* [Requirements]
Repeat the lines that follow, leaving nothing out.

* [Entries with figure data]
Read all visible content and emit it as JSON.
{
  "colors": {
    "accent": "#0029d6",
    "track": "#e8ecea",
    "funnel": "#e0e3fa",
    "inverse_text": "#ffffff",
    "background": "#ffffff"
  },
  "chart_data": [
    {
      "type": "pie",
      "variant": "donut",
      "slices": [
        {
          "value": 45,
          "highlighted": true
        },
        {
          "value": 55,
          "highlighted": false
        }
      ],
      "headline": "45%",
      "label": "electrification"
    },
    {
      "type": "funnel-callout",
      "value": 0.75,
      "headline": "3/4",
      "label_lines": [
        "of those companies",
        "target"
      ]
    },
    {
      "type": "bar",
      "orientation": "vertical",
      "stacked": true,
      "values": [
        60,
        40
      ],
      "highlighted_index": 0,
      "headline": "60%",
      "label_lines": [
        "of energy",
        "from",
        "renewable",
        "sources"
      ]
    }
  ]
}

* [Solution]
Read all visible content and emit it as JSON.
{
  "colors": {
    "accent": "#0029d6",
    "track": "#e8ecea",
    "funnel": "#e0e3fa",
    "inverse_text": "#ffffff",
    "background": "#ffffff"
  },
  "chart_data": [
    {
      "type": "pie",
      "variant": "donut",
      "slices": [
        {
          "value": 45,
          "highlighted": true
        },
        {
          "value": 55,
          "highlighted": false
        }
      ],
      "headline": "45%",
      "label": "electrification"
    },
    {
      "type": "funnel-callout",
      "value": 0.75,
      "headline": "3/4",
      "label_lines": [
        "of those companies",
        "target"
      ]
    },
    {
      "type": "bar",
      "orientation": "vertical",
      "stacked": true,
      "values": [
        60,
        40
      ],
      "highlighted_index": 0,
      "headline": "60%",
      "label_lines": [
        "of energy",
        "from",
        "renewable",
        "sources"
      ]
    }
  ]
}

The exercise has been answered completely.